## To be done
Give only one thing: the number of lines that include the word "bugetare".

## Dataset extract
--- start ---

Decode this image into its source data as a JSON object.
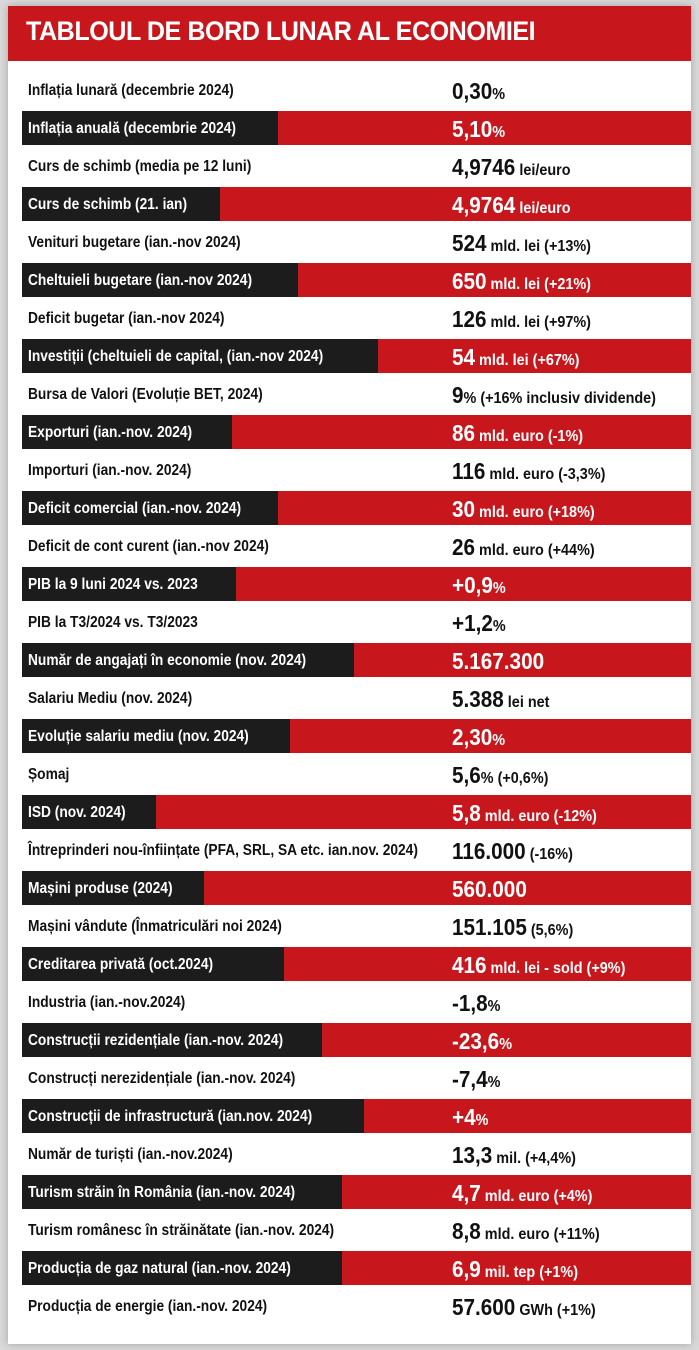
{
  "title": "TABLOUL DE BORD LUNAR AL ECONOMIEI",
  "colors": {
    "accent_red": "#c8161d",
    "dark_tab": "#1c1c1c",
    "text": "#111111"
  },
  "rows": [
    {
      "label": "Inflația lunară (decembrie 2024)",
      "value": "0,30",
      "suffix": "%"
    },
    {
      "label": "Inflația anuală (decembrie 2024)",
      "value": "5,10",
      "suffix": "%"
    },
    {
      "label": "Curs de schimb (media pe 12 luni)",
      "value": "4,9746",
      "suffix": " lei/euro"
    },
    {
      "label": "Curs de schimb  (21. ian)",
      "value": "4,9764",
      "suffix": " lei/euro"
    },
    {
      "label": "Venituri bugetare (ian.-nov 2024)",
      "value": "524",
      "suffix": " mld. lei (+13%)"
    },
    {
      "label": "Cheltuieli bugetare (ian.-nov 2024)",
      "value": "650",
      "suffix": " mld. lei (+21%)"
    },
    {
      "label": "Deficit bugetar (ian.-nov 2024)",
      "value": "126",
      "suffix": " mld. lei (+97%)"
    },
    {
      "label": "Investiții (cheltuieli de capital, (ian.-nov 2024)",
      "value": "54",
      "suffix": " mld. lei (+67%)"
    },
    {
      "label": "Bursa de Valori (Evoluție BET, 2024)",
      "value": "9",
      "suffix": "% (+16% inclusiv dividende)"
    },
    {
      "label": "Exporturi (ian.-nov. 2024)",
      "value": "86",
      "suffix": " mld. euro (-1%)"
    },
    {
      "label": "Importuri (ian.-nov. 2024)",
      "value": "116",
      "suffix": " mld. euro (-3,3%)"
    },
    {
      "label": "Deficit comercial (ian.-nov. 2024)",
      "value": "30",
      "suffix": " mld. euro (+18%)"
    },
    {
      "label": "Deficit de cont curent (ian.-nov 2024)",
      "value": "26",
      "suffix": " mld. euro (+44%)"
    },
    {
      "label": "PIB la 9 luni 2024 vs. 2023",
      "value": "+0,9",
      "suffix": "%"
    },
    {
      "label": "PIB la T3/2024 vs. T3/2023",
      "value": "+1,2",
      "suffix": "%"
    },
    {
      "label": "Număr de angajați în economie (nov. 2024)",
      "value": "5.167.300",
      "suffix": ""
    },
    {
      "label": "Salariu Mediu (nov. 2024)",
      "value": "5.388",
      "suffix": " lei net"
    },
    {
      "label": "Evoluție salariu mediu (nov. 2024)",
      "value": "2,30",
      "suffix": "%"
    },
    {
      "label": "Șomaj",
      "value": "5,6",
      "suffix": "% (+0,6%)"
    },
    {
      "label": "ISD (nov. 2024)",
      "value": "5,8",
      "suffix": " mld. euro (-12%)"
    },
    {
      "label": "Întreprinderi nou-înființate (PFA, SRL, SA etc. ian.nov. 2024)",
      "value": "116.000",
      "suffix": " (-16%)"
    },
    {
      "label": "Mașini produse (2024)",
      "value": "560.000",
      "suffix": ""
    },
    {
      "label": "Mașini vândute (Înmatriculări noi 2024)",
      "value": "151.105",
      "suffix": " (5,6%)"
    },
    {
      "label": "Creditarea privată  (oct.2024)",
      "value": "416",
      "suffix": " mld. lei - sold (+9%)"
    },
    {
      "label": "Industria (ian.-nov.2024)",
      "value": "-1,8",
      "suffix": "%"
    },
    {
      "label": "Construcții rezidențiale (ian.-nov. 2024)",
      "value": "-23,6",
      "suffix": "%"
    },
    {
      "label": "Construcți nerezidențiale (ian.-nov. 2024)",
      "value": "-7,4",
      "suffix": "%"
    },
    {
      "label": "Construcții de infrastructură (ian.nov. 2024)",
      "value": "+4",
      "suffix": "%"
    },
    {
      "label": "Număr de turiști (ian.-nov.2024)",
      "value": "13,3",
      "suffix": " mil. (+4,4%)"
    },
    {
      "label": "Turism străin în România (ian.-nov. 2024)",
      "value": "4,7",
      "suffix": " mld. euro (+4%)"
    },
    {
      "label": "Turism românesc în străinătate (ian.-nov. 2024)",
      "value": "8,8",
      "suffix": " mld. euro (+11%)"
    },
    {
      "label": "Producția de gaz natural (ian.-nov. 2024)",
      "value": "6,9",
      "suffix": " mil. tep (+1%)"
    },
    {
      "label": "Producția de energie (ian.-nov. 2024)",
      "value": "57.600",
      "suffix": " GWh (+1%)"
    }
  ]
}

--- end ---

## Full response
2